>>>>>

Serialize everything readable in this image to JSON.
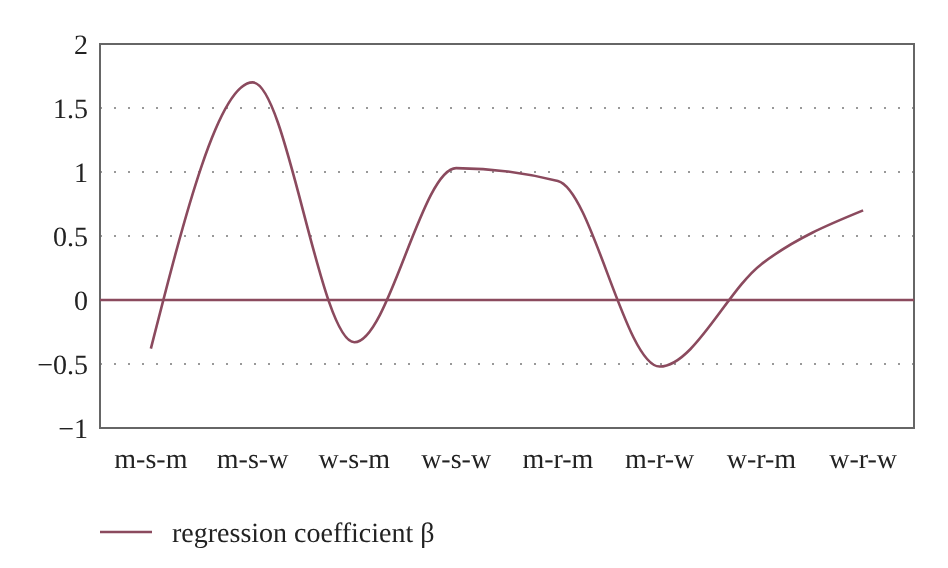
{
  "chart_data": {
    "type": "line",
    "categories": [
      "m-s-m",
      "m-s-w",
      "w-s-m",
      "w-s-w",
      "m-r-m",
      "m-r-w",
      "w-r-m",
      "w-r-w"
    ],
    "series": [
      {
        "name": "regression coefficient β",
        "color": "#8b4a5e",
        "values": [
          -0.38,
          1.7,
          -0.33,
          1.03,
          0.93,
          -0.52,
          0.28,
          0.7
        ]
      }
    ],
    "ylim": [
      -1,
      2
    ],
    "yticks": [
      {
        "value": -1,
        "label": "−1"
      },
      {
        "value": -0.5,
        "label": "−0.5"
      },
      0,
      0.5,
      1,
      1.5,
      2
    ],
    "grid": "y",
    "ref_lines": [
      {
        "axis": "y",
        "value": 0,
        "color": "#8b4a5e",
        "line_style": "solid"
      }
    ],
    "legend": "bottom",
    "marker": "none",
    "line_style": "solid"
  }
}
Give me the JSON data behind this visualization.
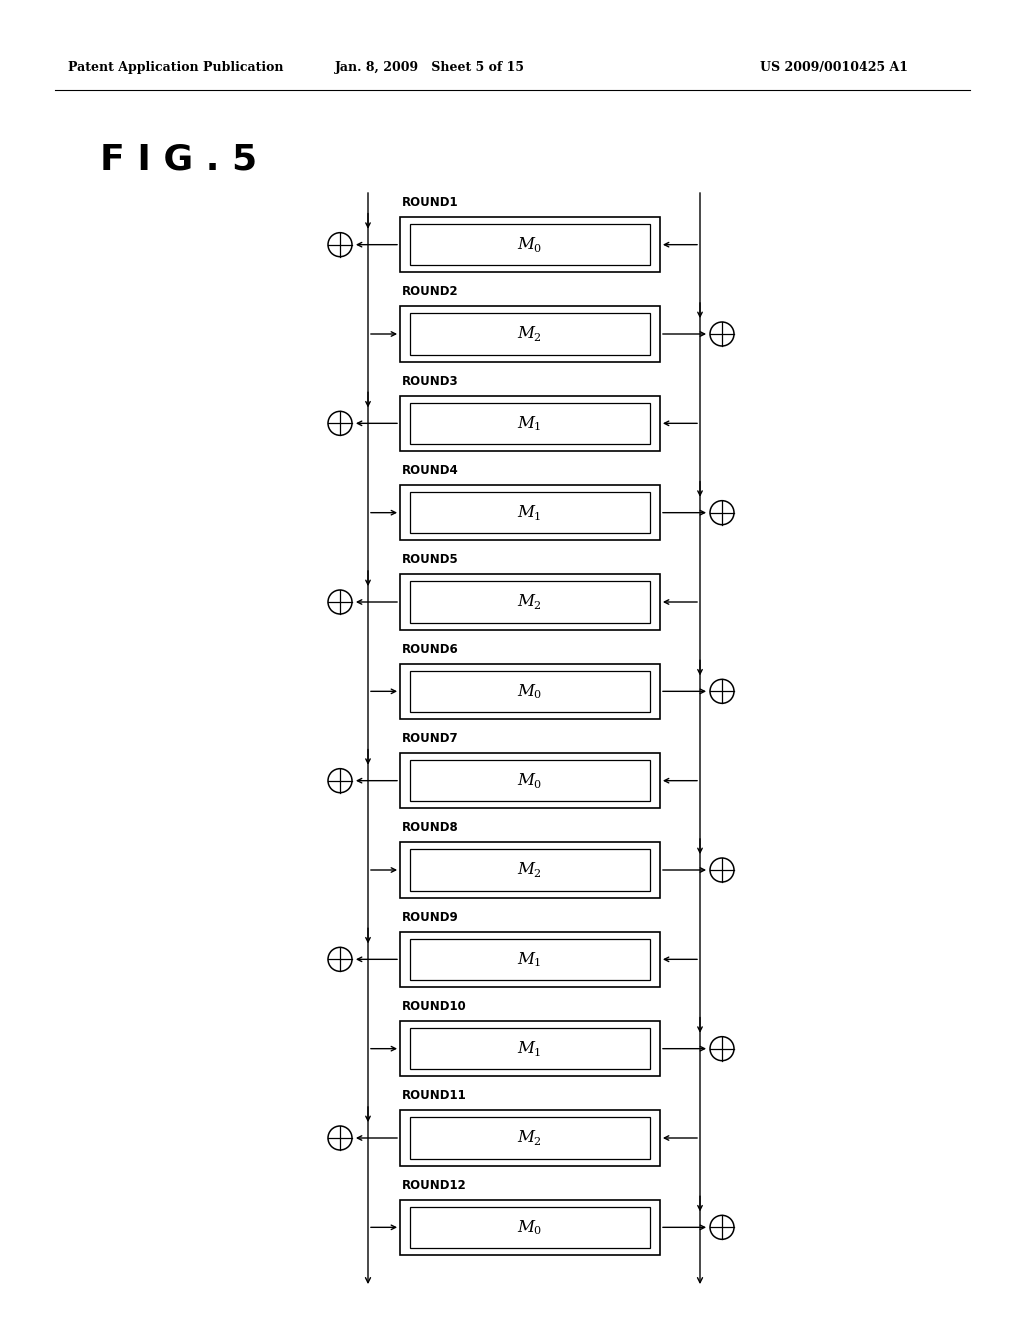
{
  "title": "F I G . 5",
  "header_left": "Patent Application Publication",
  "header_mid": "Jan. 8, 2009   Sheet 5 of 15",
  "header_right": "US 2009/0010425 A1",
  "rounds": [
    {
      "name": "ROUND1",
      "M": "M",
      "sub": "0",
      "side": "left"
    },
    {
      "name": "ROUND2",
      "M": "M",
      "sub": "2",
      "side": "right"
    },
    {
      "name": "ROUND3",
      "M": "M",
      "sub": "1",
      "side": "left"
    },
    {
      "name": "ROUND4",
      "M": "M",
      "sub": "1",
      "side": "right"
    },
    {
      "name": "ROUND5",
      "M": "M",
      "sub": "2",
      "side": "left"
    },
    {
      "name": "ROUND6",
      "M": "M",
      "sub": "0",
      "side": "right"
    },
    {
      "name": "ROUND7",
      "M": "M",
      "sub": "0",
      "side": "left"
    },
    {
      "name": "ROUND8",
      "M": "M",
      "sub": "2",
      "side": "right"
    },
    {
      "name": "ROUND9",
      "M": "M",
      "sub": "1",
      "side": "left"
    },
    {
      "name": "ROUND10",
      "M": "M",
      "sub": "1",
      "side": "right"
    },
    {
      "name": "ROUND11",
      "M": "M",
      "sub": "2",
      "side": "left"
    },
    {
      "name": "ROUND12",
      "M": "M",
      "sub": "0",
      "side": "right"
    }
  ],
  "background_color": "#ffffff",
  "line_color": "#000000",
  "box_color": "#ffffff",
  "text_color": "#000000",
  "pw": 1024,
  "ph": 1320
}
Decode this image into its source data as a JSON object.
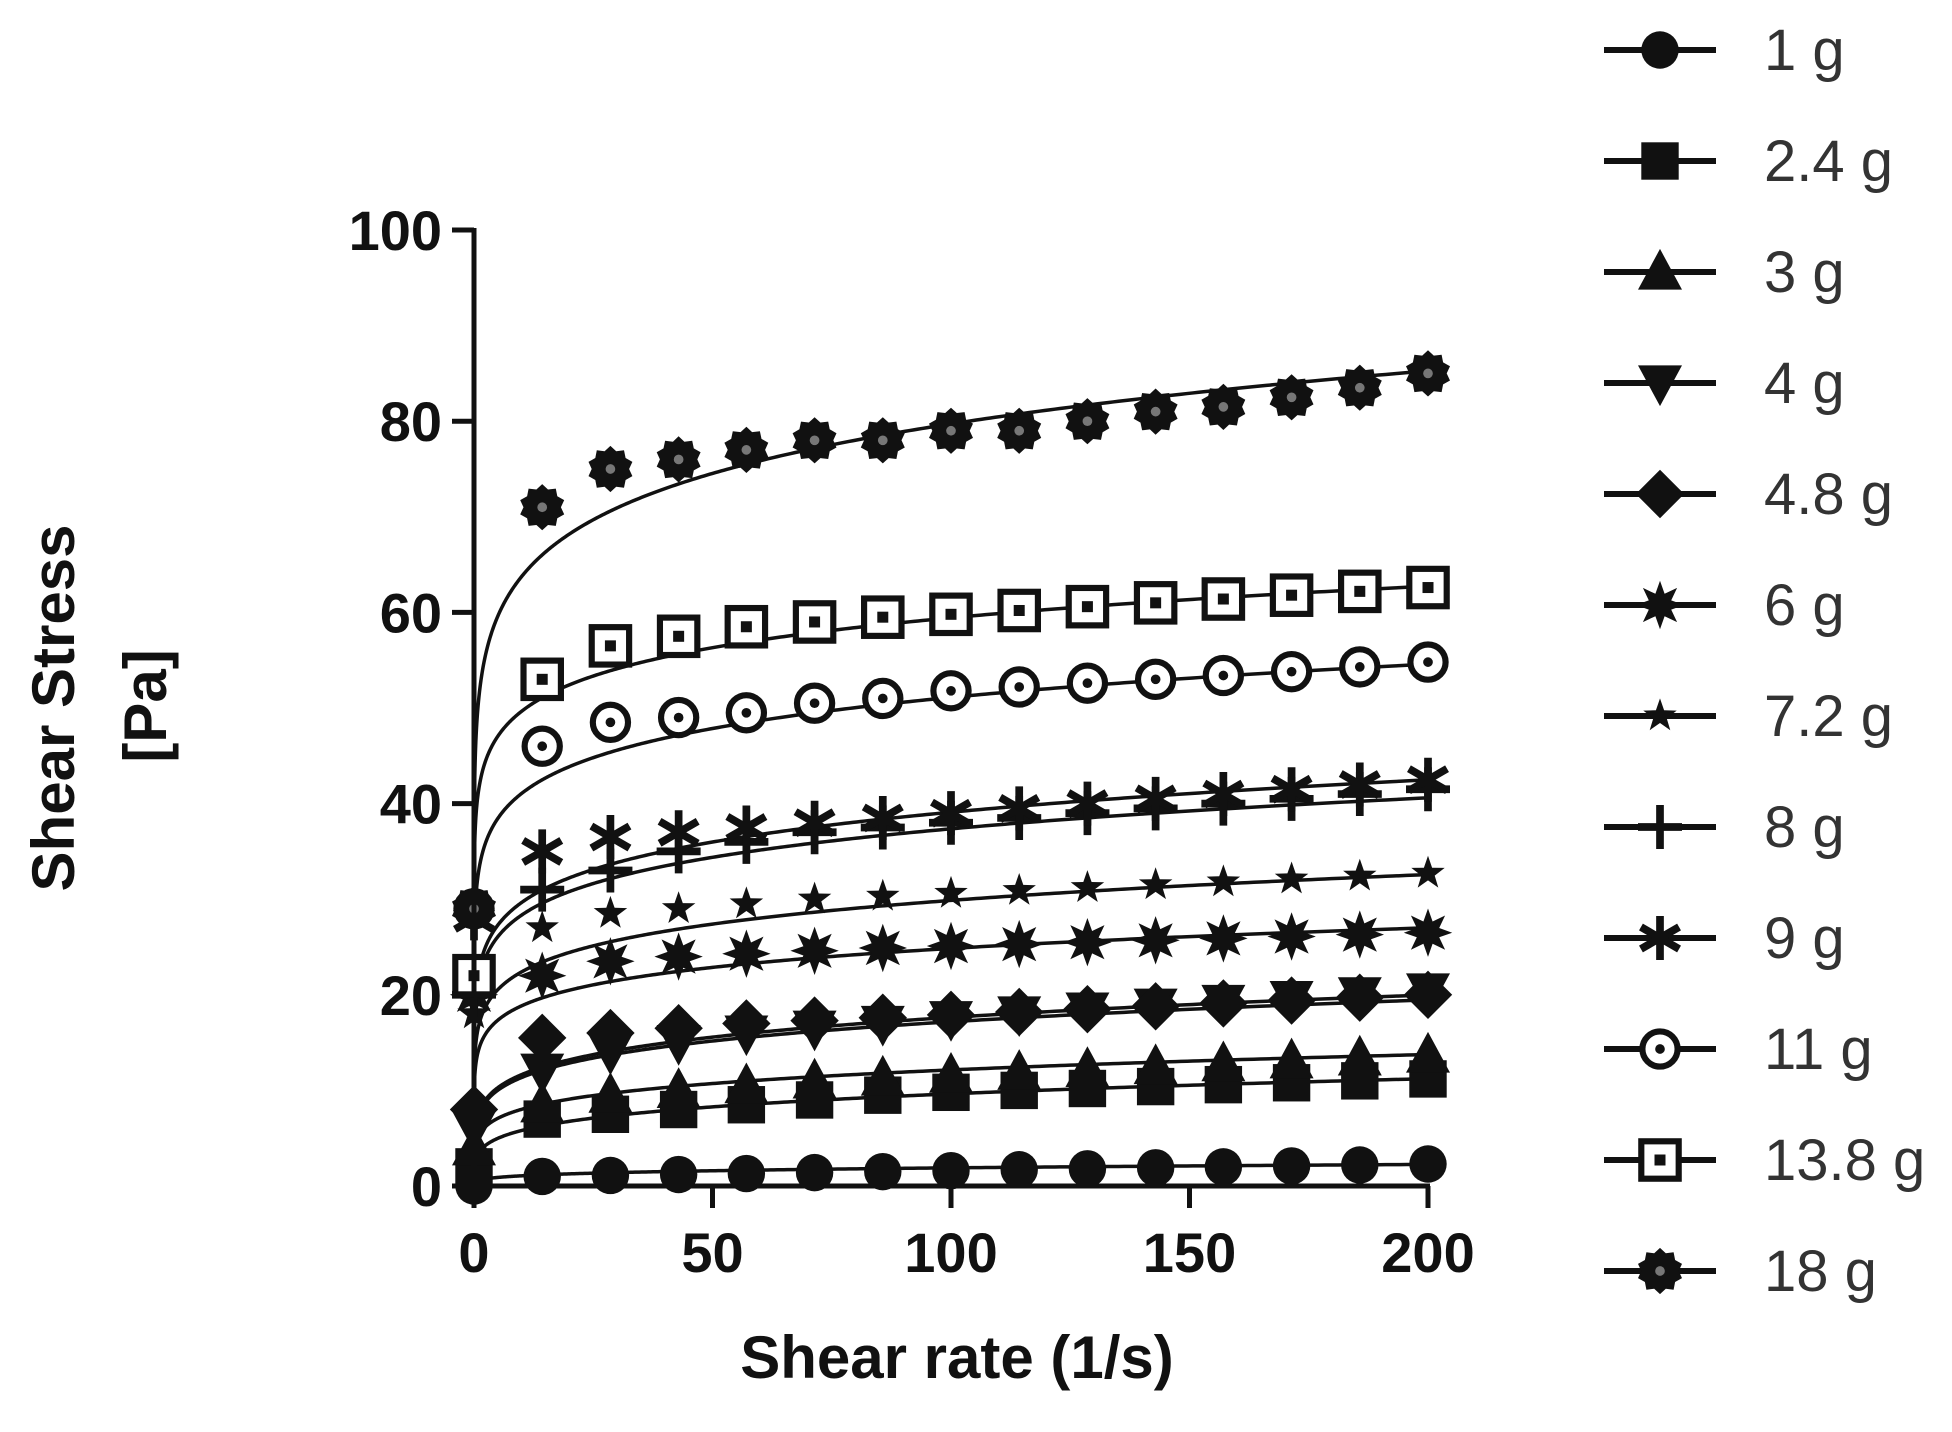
{
  "chart_data": {
    "type": "scatter",
    "title": "",
    "xlabel": "Shear rate (1/s)",
    "ylabel_lines": [
      "Shear Stress",
      "[Pa]"
    ],
    "xlim": [
      0,
      200
    ],
    "ylim": [
      0,
      100
    ],
    "x_ticks": [
      0,
      50,
      100,
      150,
      200
    ],
    "y_ticks": [
      0,
      20,
      40,
      60,
      80,
      100
    ],
    "grid": false,
    "legend_position": "right",
    "x": [
      0,
      14.3,
      28.6,
      42.9,
      57.1,
      71.4,
      85.7,
      100,
      114.3,
      128.6,
      142.9,
      157.1,
      171.4,
      185.7,
      200
    ],
    "series": [
      {
        "name": "1 g",
        "marker": "circle",
        "values": [
          0,
          1.0,
          1.1,
          1.2,
          1.3,
          1.4,
          1.5,
          1.6,
          1.7,
          1.8,
          1.9,
          2.0,
          2.1,
          2.2,
          2.3
        ]
      },
      {
        "name": "2.4 g",
        "marker": "square",
        "values": [
          2,
          7.0,
          7.5,
          8.0,
          8.5,
          9.0,
          9.5,
          9.8,
          10.0,
          10.2,
          10.4,
          10.6,
          10.8,
          11.0,
          11.2
        ]
      },
      {
        "name": "3 g",
        "marker": "triangle-up",
        "values": [
          4,
          8.5,
          9.5,
          10.0,
          10.5,
          11.0,
          11.3,
          11.6,
          11.9,
          12.2,
          12.5,
          12.8,
          13.1,
          13.4,
          13.7
        ]
      },
      {
        "name": "4 g",
        "marker": "triangle-down",
        "values": [
          6,
          12.0,
          14.0,
          15.0,
          16.0,
          16.5,
          17.0,
          17.5,
          18.0,
          18.4,
          18.8,
          19.2,
          19.6,
          20.0,
          20.4
        ]
      },
      {
        "name": "4.8 g",
        "marker": "diamond",
        "values": [
          8,
          15.5,
          16.0,
          16.5,
          17.0,
          17.3,
          17.6,
          17.9,
          18.2,
          18.5,
          18.8,
          19.1,
          19.4,
          19.7,
          20.0
        ]
      },
      {
        "name": "6 g",
        "marker": "asterisk",
        "values": [
          20,
          22.0,
          23.5,
          24.0,
          24.3,
          24.6,
          24.9,
          25.1,
          25.3,
          25.5,
          25.7,
          25.9,
          26.1,
          26.3,
          26.5
        ]
      },
      {
        "name": "7.2 g",
        "marker": "small-star",
        "values": [
          18,
          27.0,
          28.5,
          29.0,
          29.5,
          30.0,
          30.3,
          30.6,
          30.9,
          31.2,
          31.5,
          31.8,
          32.1,
          32.4,
          32.7
        ]
      },
      {
        "name": "8 g",
        "marker": "plus",
        "values": [
          20,
          31.0,
          33.0,
          35.0,
          36.0,
          37.0,
          37.5,
          38.0,
          38.5,
          39.0,
          39.5,
          40.0,
          40.5,
          41.0,
          41.5
        ]
      },
      {
        "name": "9 g",
        "marker": "x-star",
        "values": [
          28,
          35.0,
          36.5,
          37.0,
          37.5,
          38.0,
          38.5,
          39.0,
          39.5,
          40.0,
          40.5,
          41.0,
          41.5,
          42.0,
          42.5
        ]
      },
      {
        "name": "11 g",
        "marker": "circle-open",
        "values": [
          29,
          46.0,
          48.5,
          49.0,
          49.5,
          50.5,
          51.0,
          51.8,
          52.2,
          52.6,
          53.0,
          53.4,
          53.8,
          54.3,
          54.8
        ]
      },
      {
        "name": "13.8 g",
        "marker": "square-open",
        "values": [
          22,
          53.0,
          56.5,
          57.5,
          58.5,
          59.0,
          59.5,
          59.8,
          60.2,
          60.6,
          61.0,
          61.4,
          61.8,
          62.2,
          62.6
        ]
      },
      {
        "name": "18 g",
        "marker": "circle-gear",
        "values": [
          29,
          71.0,
          75.0,
          76.0,
          77.0,
          78.0,
          78.0,
          79.0,
          79.0,
          80.0,
          81.0,
          81.5,
          82.5,
          83.5,
          85.0
        ]
      }
    ],
    "fits": [
      {
        "name": "1 g",
        "k": 0.6,
        "n": 0.25
      },
      {
        "name": "2.4 g",
        "k": 3.5,
        "n": 0.22
      },
      {
        "name": "3 g",
        "k": 5.3,
        "n": 0.18
      },
      {
        "name": "4 g",
        "k": 7.7,
        "n": 0.18
      },
      {
        "name": "4.8 g",
        "k": 7.5,
        "n": 0.18
      },
      {
        "name": "6 g",
        "k": 14.3,
        "n": 0.12
      },
      {
        "name": "7.2 g",
        "k": 16.8,
        "n": 0.125
      },
      {
        "name": "8 g",
        "k": 21.5,
        "n": 0.12
      },
      {
        "name": "9 g",
        "k": 22.5,
        "n": 0.12
      },
      {
        "name": "11 g",
        "k": 33.0,
        "n": 0.095
      },
      {
        "name": "13.8 g",
        "k": 41.5,
        "n": 0.078
      },
      {
        "name": "18 g",
        "k": 51.0,
        "n": 0.097
      }
    ]
  }
}
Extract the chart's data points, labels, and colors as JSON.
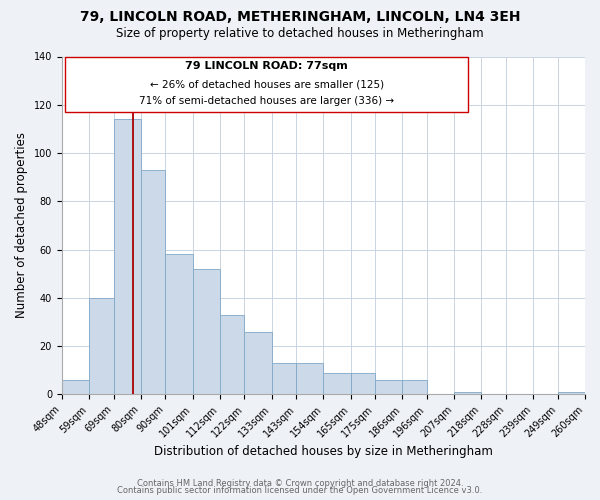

<<<<<

### What you are asked to do:
Write out the entries again, exactly as given, skipping any images.

### Reply:
Serialize everything readable in this image to JSON.
{
  "chart_data": {
    "type": "line",
    "categories": [
      "m-s-m",
      "m-s-w",
      "w-s-m",
      "w-s-w",
      "m-r-m",
      "m-r-w",
      "w-r-m",
      "w-r-w"
    ],
    "series": [
      {
        "name": "regression coefficient β",
        "color": "#8b4a5e",
        "values": [
          -0.38,
          1.7,
          -0.33,
          1.03,
          0.93,
          -0.52,
          0.28,
          0.7
        ]
      }
    ],
    "ylim": [
      -1,
      2
    ],
    "yticks": [
      {
        "value": -1,
        "label": "−1"
      },
      {
        "value": -0.5,
        "label": "−0.5"
      },
      0,
      0.5,
      1,
      1.5,
      2
    ],
    "grid": "y",
    "ref_lines": [
      {
        "axis": "y",
        "value": 0,
        "color": "#8b4a5e",
        "line_style": "solid"
      }
    ],
    "legend": "bottom",
    "marker": "none",
    "line_style": "solid"
  }
}
Give me the JSON data behind this visualization.
{
  "title": "F I G . 5",
  "header_left": "Patent Application Publication",
  "header_mid": "Jan. 8, 2009   Sheet 5 of 15",
  "header_right": "US 2009/0010425 A1",
  "rounds": [
    {
      "name": "ROUND1",
      "M": "M",
      "sub": "0",
      "side": "left"
    },
    {
      "name": "ROUND2",
      "M": "M",
      "sub": "2",
      "side": "right"
    },
    {
      "name": "ROUND3",
      "M": "M",
      "sub": "1",
      "side": "left"
    },
    {
      "name": "ROUND4",
      "M": "M",
      "sub": "1",
      "side": "right"
    },
    {
      "name": "ROUND5",
      "M": "M",
      "sub": "2",
      "side": "left"
    },
    {
      "name": "ROUND6",
      "M": "M",
      "sub": "0",
      "side": "right"
    },
    {
      "name": "ROUND7",
      "M": "M",
      "sub": "0",
      "side": "left"
    },
    {
      "name": "ROUND8",
      "M": "M",
      "sub": "2",
      "side": "right"
    },
    {
      "name": "ROUND9",
      "M": "M",
      "sub": "1",
      "side": "left"
    },
    {
      "name": "ROUND10",
      "M": "M",
      "sub": "1",
      "side": "right"
    },
    {
      "name": "ROUND11",
      "M": "M",
      "sub": "2",
      "side": "left"
    },
    {
      "name": "ROUND12",
      "M": "M",
      "sub": "0",
      "side": "right"
    }
  ],
  "background_color": "#ffffff",
  "line_color": "#000000",
  "box_color": "#ffffff",
  "text_color": "#000000",
  "pw": 1024,
  "ph": 1320
}
Decode this image into its source data as a JSON object.
{
  "chart_data": {
    "type": "scatter",
    "title": "",
    "xlabel": "Shear rate (1/s)",
    "ylabel_lines": [
      "Shear Stress",
      "[Pa]"
    ],
    "xlim": [
      0,
      200
    ],
    "ylim": [
      0,
      100
    ],
    "x_ticks": [
      0,
      50,
      100,
      150,
      200
    ],
    "y_ticks": [
      0,
      20,
      40,
      60,
      80,
      100
    ],
    "grid": false,
    "legend_position": "right",
    "x": [
      0,
      14.3,
      28.6,
      42.9,
      57.1,
      71.4,
      85.7,
      100,
      114.3,
      128.6,
      142.9,
      157.1,
      171.4,
      185.7,
      200
    ],
    "series": [
      {
        "name": "1 g",
        "marker": "circle",
        "values": [
          0,
          1.0,
          1.1,
          1.2,
          1.3,
          1.4,
          1.5,
          1.6,
          1.7,
          1.8,
          1.9,
          2.0,
          2.1,
          2.2,
          2.3
        ]
      },
      {
        "name": "2.4 g",
        "marker": "square",
        "values": [
          2,
          7.0,
          7.5,
          8.0,
          8.5,
          9.0,
          9.5,
          9.8,
          10.0,
          10.2,
          10.4,
          10.6,
          10.8,
          11.0,
          11.2
        ]
      },
      {
        "name": "3 g",
        "marker": "triangle-up",
        "values": [
          4,
          8.5,
          9.5,
          10.0,
          10.5,
          11.0,
          11.3,
          11.6,
          11.9,
          12.2,
          12.5,
          12.8,
          13.1,
          13.4,
          13.7
        ]
      },
      {
        "name": "4 g",
        "marker": "triangle-down",
        "values": [
          6,
          12.0,
          14.0,
          15.0,
          16.0,
          16.5,
          17.0,
          17.5,
          18.0,
          18.4,
          18.8,
          19.2,
          19.6,
          20.0,
          20.4
        ]
      },
      {
        "name": "4.8 g",
        "marker": "diamond",
        "values": [
          8,
          15.5,
          16.0,
          16.5,
          17.0,
          17.3,
          17.6,
          17.9,
          18.2,
          18.5,
          18.8,
          19.1,
          19.4,
          19.7,
          20.0
        ]
      },
      {
        "name": "6 g",
        "marker": "asterisk",
        "values": [
          20,
          22.0,
          23.5,
          24.0,
          24.3,
          24.6,
          24.9,
          25.1,
          25.3,
          25.5,
          25.7,
          25.9,
          26.1,
          26.3,
          26.5
        ]
      },
      {
        "name": "7.2 g",
        "marker": "small-star",
        "values": [
          18,
          27.0,
          28.5,
          29.0,
          29.5,
          30.0,
          30.3,
          30.6,
          30.9,
          31.2,
          31.5,
          31.8,
          32.1,
          32.4,
          32.7
        ]
      },
      {
        "name": "8 g",
        "marker": "plus",
        "values": [
          20,
          31.0,
          33.0,
          35.0,
          36.0,
          37.0,
          37.5,
          38.0,
          38.5,
          39.0,
          39.5,
          40.0,
          40.5,
          41.0,
          41.5
        ]
      },
      {
        "name": "9 g",
        "marker": "x-star",
        "values": [
          28,
          35.0,
          36.5,
          37.0,
          37.5,
          38.0,
          38.5,
          39.0,
          39.5,
          40.0,
          40.5,
          41.0,
          41.5,
          42.0,
          42.5
        ]
      },
      {
        "name": "11 g",
        "marker": "circle-open",
        "values": [
          29,
          46.0,
          48.5,
          49.0,
          49.5,
          50.5,
          51.0,
          51.8,
          52.2,
          52.6,
          53.0,
          53.4,
          53.8,
          54.3,
          54.8
        ]
      },
      {
        "name": "13.8 g",
        "marker": "square-open",
        "values": [
          22,
          53.0,
          56.5,
          57.5,
          58.5,
          59.0,
          59.5,
          59.8,
          60.2,
          60.6,
          61.0,
          61.4,
          61.8,
          62.2,
          62.6
        ]
      },
      {
        "name": "18 g",
        "marker": "circle-gear",
        "values": [
          29,
          71.0,
          75.0,
          76.0,
          77.0,
          78.0,
          78.0,
          79.0,
          79.0,
          80.0,
          81.0,
          81.5,
          82.5,
          83.5,
          85.0
        ]
      }
    ],
    "fits": [
      {
        "name": "1 g",
        "k": 0.6,
        "n": 0.25
      },
      {
        "name": "2.4 g",
        "k": 3.5,
        "n": 0.22
      },
      {
        "name": "3 g",
        "k": 5.3,
        "n": 0.18
      },
      {
        "name": "4 g",
        "k": 7.7,
        "n": 0.18
      },
      {
        "name": "4.8 g",
        "k": 7.5,
        "n": 0.18
      },
      {
        "name": "6 g",
        "k": 14.3,
        "n": 0.12
      },
      {
        "name": "7.2 g",
        "k": 16.8,
        "n": 0.125
      },
      {
        "name": "8 g",
        "k": 21.5,
        "n": 0.12
      },
      {
        "name": "9 g",
        "k": 22.5,
        "n": 0.12
      },
      {
        "name": "11 g",
        "k": 33.0,
        "n": 0.095
      },
      {
        "name": "13.8 g",
        "k": 41.5,
        "n": 0.078
      },
      {
        "name": "18 g",
        "k": 51.0,
        "n": 0.097
      }
    ]
  }
}
Extract the chart's data points, labels, and colors as JSON.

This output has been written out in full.